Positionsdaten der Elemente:
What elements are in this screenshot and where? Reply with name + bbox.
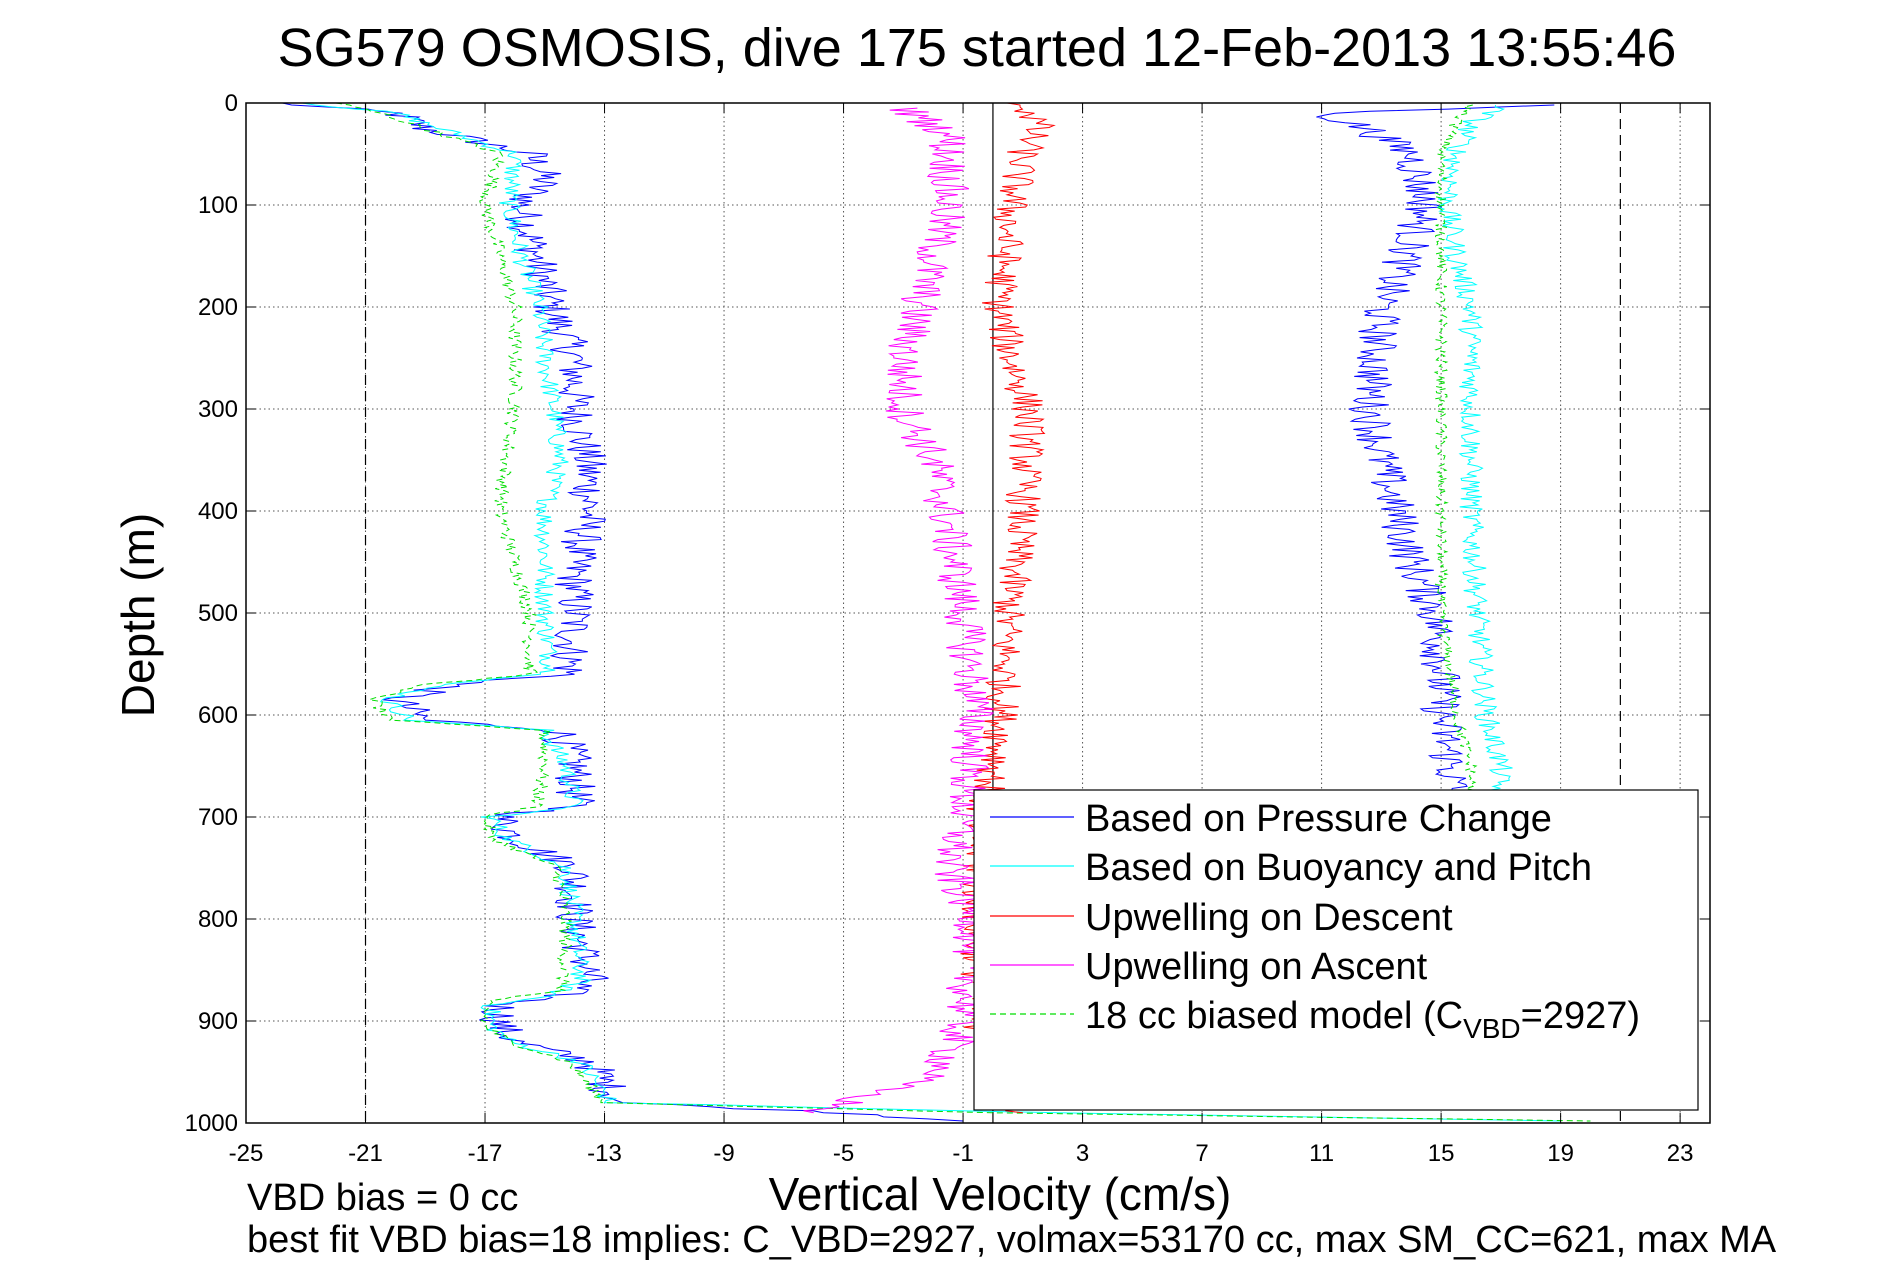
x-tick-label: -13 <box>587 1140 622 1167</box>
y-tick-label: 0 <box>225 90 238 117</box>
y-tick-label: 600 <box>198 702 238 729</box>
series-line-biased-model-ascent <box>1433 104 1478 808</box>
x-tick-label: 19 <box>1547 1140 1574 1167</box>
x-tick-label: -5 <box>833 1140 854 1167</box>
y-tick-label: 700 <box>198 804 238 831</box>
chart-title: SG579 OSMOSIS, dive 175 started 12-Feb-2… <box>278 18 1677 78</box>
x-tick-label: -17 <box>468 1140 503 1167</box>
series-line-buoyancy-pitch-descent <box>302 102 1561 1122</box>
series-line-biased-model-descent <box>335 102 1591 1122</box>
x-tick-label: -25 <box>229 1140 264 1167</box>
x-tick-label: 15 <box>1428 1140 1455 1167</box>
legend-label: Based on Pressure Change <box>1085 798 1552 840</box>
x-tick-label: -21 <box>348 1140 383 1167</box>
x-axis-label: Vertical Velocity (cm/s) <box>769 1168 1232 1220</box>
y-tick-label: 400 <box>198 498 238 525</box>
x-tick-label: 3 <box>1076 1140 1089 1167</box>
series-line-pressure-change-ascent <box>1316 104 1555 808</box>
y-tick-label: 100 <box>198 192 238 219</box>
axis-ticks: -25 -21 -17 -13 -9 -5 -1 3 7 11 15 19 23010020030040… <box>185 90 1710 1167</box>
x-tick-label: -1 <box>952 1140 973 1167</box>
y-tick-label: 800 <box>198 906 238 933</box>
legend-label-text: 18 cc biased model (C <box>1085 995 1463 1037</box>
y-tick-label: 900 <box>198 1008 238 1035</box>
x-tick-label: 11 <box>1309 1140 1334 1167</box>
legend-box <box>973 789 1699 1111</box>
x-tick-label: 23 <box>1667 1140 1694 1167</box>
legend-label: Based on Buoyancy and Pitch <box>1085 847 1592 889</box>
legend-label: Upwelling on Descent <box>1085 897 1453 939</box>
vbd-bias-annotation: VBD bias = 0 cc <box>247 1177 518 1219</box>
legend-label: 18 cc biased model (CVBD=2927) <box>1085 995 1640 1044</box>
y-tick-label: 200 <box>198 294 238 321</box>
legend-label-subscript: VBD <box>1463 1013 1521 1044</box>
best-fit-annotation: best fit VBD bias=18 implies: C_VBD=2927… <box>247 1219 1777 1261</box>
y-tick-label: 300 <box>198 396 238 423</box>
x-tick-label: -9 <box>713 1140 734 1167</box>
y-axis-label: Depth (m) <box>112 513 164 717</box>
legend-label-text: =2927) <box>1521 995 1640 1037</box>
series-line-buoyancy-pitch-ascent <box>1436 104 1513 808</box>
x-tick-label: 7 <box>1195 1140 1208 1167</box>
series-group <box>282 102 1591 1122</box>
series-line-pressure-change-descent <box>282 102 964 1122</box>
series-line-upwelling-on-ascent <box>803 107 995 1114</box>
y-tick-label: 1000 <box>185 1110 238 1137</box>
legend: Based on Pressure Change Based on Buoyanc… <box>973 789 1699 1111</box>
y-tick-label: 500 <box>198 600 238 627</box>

• [ARBEITSANWEISUNG]: Ändern Sie "Pressure Change" zu "Pressure Difference" und geben Sie ausschließlich die Zeilen von der Zeile mit "x-tick-label: -13 <box>587" bis einschließlich der Zeile mit "x-tick-label: -21 <box>348" aus, ansonsten unverändert.

• [LÖSUNG DER AUFGABE]:
x-tick-label: -13 <box>587 1140 622 1167</box>
y-tick-label: 0 <box>225 90 238 117</box>
y-tick-label: 600 <box>198 702 238 729</box>
series-line-biased-model-ascent <box>1433 104 1478 808</box>
x-tick-label: 19 <box>1547 1140 1574 1167</box>
x-tick-label: -5 <box>833 1140 854 1167</box>
y-tick-label: 700 <box>198 804 238 831</box>
chart-title: SG579 OSMOSIS, dive 175 started 12-Feb-2… <box>278 18 1677 78</box>
x-tick-label: -17 <box>468 1140 503 1167</box>
series-line-buoyancy-pitch-descent <box>302 102 1561 1122</box>
series-line-biased-model-descent <box>335 102 1591 1122</box>
x-tick-label: -25 <box>229 1140 264 1167</box>
x-tick-label: 15 <box>1428 1140 1455 1167</box>
legend-label: Based on Pressure Difference <box>1085 798 1552 840</box>
x-tick-label: -21 <box>348 1140 383 1167</box>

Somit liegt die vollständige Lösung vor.